Dataset entries on figures
**********

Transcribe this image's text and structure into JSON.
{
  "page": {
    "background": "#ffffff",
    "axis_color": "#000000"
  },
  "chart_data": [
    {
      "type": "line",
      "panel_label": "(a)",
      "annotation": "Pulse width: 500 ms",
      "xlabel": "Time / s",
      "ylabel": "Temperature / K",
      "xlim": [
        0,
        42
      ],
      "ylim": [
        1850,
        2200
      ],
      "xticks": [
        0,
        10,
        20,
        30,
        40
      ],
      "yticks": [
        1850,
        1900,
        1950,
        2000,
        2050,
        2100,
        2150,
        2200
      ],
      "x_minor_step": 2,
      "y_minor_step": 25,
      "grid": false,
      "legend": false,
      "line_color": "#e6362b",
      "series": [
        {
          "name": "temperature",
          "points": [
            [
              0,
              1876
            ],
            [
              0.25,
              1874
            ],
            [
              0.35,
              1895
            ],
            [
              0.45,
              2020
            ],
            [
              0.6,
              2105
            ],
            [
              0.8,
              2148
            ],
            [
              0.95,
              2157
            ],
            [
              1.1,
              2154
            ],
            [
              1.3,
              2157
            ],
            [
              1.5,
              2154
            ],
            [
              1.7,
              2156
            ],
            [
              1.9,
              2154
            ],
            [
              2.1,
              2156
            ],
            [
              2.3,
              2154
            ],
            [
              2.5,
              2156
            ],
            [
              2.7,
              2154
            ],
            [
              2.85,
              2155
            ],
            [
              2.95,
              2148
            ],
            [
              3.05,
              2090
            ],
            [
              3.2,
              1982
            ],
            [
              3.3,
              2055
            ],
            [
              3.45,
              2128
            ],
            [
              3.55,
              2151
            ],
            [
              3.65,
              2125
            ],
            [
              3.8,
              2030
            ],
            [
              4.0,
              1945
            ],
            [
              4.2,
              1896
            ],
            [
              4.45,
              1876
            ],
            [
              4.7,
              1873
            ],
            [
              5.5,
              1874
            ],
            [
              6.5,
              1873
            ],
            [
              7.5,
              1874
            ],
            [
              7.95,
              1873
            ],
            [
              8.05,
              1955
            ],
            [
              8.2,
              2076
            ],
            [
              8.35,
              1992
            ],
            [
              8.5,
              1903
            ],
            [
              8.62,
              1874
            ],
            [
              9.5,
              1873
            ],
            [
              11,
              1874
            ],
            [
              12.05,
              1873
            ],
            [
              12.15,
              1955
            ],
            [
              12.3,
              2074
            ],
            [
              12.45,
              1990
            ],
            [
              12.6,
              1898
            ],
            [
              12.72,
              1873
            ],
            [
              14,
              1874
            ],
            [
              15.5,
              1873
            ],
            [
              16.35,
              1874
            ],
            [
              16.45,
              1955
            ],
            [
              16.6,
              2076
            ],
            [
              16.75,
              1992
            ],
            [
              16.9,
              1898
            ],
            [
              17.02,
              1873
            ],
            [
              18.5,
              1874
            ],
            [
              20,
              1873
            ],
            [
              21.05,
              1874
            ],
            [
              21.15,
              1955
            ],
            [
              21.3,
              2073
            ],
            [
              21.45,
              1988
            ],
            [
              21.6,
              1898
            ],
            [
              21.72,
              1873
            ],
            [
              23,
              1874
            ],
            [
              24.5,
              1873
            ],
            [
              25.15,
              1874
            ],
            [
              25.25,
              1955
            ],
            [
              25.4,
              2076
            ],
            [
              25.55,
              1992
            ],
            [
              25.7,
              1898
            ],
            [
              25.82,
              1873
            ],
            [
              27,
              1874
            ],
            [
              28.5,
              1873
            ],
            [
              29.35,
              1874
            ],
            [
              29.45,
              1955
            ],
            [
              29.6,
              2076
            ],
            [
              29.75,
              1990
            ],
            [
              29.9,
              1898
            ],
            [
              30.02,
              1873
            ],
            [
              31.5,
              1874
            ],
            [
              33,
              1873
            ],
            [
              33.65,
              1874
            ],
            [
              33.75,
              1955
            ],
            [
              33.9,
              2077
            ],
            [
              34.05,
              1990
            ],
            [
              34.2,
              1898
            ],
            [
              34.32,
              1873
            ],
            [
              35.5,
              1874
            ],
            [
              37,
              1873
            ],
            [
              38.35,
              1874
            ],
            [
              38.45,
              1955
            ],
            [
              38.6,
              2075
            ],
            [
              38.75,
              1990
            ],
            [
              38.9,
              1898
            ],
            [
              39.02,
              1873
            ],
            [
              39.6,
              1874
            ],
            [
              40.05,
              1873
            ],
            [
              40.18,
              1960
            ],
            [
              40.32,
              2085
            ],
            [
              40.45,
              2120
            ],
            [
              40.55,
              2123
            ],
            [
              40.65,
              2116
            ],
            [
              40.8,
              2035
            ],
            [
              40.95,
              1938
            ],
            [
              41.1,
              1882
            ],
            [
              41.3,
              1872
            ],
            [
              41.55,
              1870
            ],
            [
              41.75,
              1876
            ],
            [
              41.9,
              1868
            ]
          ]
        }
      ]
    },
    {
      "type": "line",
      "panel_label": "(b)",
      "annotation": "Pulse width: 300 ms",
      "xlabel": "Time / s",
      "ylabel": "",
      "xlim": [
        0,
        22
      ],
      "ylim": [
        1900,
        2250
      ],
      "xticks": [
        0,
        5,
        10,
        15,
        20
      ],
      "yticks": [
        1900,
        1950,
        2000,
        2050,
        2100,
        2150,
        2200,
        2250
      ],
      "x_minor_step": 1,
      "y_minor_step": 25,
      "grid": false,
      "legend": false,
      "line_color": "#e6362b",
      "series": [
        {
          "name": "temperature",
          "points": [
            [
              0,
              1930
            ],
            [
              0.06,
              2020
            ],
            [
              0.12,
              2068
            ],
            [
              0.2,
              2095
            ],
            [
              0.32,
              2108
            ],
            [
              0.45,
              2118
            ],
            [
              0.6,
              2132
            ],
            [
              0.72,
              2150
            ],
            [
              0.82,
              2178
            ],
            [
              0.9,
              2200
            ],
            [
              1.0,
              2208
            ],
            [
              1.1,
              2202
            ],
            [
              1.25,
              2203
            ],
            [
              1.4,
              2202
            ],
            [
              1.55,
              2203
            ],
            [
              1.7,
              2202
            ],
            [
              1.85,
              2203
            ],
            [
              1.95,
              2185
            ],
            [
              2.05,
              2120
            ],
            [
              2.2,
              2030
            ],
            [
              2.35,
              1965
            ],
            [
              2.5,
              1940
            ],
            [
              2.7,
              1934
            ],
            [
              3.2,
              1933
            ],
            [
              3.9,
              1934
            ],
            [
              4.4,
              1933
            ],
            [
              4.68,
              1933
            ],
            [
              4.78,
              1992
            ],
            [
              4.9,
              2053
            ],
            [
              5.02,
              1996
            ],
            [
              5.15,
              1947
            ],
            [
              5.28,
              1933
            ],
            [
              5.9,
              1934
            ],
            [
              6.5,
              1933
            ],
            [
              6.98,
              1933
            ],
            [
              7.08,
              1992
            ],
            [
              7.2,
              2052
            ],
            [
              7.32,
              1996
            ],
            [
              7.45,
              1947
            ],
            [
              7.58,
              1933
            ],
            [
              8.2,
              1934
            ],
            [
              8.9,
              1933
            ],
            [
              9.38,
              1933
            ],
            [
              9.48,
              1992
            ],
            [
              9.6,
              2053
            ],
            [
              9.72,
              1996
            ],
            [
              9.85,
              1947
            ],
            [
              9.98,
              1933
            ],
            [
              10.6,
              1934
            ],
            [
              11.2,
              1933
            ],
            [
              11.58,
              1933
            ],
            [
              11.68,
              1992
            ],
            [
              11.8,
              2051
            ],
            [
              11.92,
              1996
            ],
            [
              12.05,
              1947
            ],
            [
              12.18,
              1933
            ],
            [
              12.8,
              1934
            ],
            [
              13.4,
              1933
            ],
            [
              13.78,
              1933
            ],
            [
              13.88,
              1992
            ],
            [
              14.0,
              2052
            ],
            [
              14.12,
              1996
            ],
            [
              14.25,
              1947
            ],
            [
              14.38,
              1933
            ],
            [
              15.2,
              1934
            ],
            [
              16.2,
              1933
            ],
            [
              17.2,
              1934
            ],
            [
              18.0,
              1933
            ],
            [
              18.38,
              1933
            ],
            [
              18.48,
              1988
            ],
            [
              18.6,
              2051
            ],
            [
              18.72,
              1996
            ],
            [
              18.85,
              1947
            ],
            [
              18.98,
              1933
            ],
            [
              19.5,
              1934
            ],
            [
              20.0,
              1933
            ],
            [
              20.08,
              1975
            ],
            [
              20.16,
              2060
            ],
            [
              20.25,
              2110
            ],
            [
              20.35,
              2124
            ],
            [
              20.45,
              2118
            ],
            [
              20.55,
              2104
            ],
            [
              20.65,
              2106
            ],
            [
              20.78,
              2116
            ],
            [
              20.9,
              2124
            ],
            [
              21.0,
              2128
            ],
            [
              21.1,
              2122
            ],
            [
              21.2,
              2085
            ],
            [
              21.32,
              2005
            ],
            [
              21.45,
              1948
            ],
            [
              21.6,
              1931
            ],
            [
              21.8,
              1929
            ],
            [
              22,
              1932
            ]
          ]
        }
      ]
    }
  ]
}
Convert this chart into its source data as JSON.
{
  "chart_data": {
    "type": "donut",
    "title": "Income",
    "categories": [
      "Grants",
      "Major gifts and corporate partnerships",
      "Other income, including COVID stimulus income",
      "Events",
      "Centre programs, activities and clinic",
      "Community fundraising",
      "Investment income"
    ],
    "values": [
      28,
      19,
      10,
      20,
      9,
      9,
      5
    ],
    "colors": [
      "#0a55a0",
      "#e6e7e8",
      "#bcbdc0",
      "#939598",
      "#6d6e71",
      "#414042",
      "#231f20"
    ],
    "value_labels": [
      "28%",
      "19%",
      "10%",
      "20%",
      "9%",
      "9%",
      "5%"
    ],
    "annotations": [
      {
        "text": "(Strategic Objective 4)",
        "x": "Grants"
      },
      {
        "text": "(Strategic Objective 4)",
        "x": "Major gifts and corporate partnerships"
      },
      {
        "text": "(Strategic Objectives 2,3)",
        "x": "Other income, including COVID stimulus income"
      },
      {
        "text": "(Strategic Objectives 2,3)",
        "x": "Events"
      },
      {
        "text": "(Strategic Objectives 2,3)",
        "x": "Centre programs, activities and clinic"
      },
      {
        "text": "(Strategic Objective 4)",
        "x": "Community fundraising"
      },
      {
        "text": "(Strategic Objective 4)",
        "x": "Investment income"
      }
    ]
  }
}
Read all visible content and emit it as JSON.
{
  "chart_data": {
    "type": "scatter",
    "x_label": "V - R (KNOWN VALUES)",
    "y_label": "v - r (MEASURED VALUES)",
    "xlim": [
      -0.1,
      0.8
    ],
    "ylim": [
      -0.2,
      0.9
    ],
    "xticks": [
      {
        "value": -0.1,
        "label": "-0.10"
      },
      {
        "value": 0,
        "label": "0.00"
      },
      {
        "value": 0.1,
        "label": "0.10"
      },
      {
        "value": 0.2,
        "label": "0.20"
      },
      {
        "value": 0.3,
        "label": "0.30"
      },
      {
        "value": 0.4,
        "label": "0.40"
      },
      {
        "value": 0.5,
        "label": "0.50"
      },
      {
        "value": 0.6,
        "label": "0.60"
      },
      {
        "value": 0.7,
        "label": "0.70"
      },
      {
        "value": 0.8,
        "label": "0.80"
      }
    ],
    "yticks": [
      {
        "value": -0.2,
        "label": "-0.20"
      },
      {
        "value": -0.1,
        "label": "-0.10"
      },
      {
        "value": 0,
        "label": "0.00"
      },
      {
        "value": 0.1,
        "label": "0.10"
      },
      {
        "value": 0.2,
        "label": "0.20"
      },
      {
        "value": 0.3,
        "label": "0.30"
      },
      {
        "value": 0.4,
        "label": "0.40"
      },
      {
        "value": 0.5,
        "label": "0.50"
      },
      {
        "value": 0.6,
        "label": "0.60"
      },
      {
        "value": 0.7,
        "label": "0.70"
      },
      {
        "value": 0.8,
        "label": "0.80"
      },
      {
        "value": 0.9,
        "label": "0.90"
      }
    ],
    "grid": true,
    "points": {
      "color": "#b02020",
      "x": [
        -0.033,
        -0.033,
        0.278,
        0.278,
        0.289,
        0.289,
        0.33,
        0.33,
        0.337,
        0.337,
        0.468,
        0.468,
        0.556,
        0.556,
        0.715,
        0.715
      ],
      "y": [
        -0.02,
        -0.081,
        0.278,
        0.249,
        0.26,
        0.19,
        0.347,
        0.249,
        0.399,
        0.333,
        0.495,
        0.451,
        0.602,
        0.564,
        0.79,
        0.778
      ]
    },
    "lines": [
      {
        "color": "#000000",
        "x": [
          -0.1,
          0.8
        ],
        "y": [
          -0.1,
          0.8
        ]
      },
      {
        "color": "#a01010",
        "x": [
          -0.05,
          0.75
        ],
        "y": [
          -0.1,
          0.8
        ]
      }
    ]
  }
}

**********

Do this »
Look through the listing above. Pick out each line with "fundraising" and copy it.

Finished answer »
      "Community fundraising",
        "x": "Community fundraising"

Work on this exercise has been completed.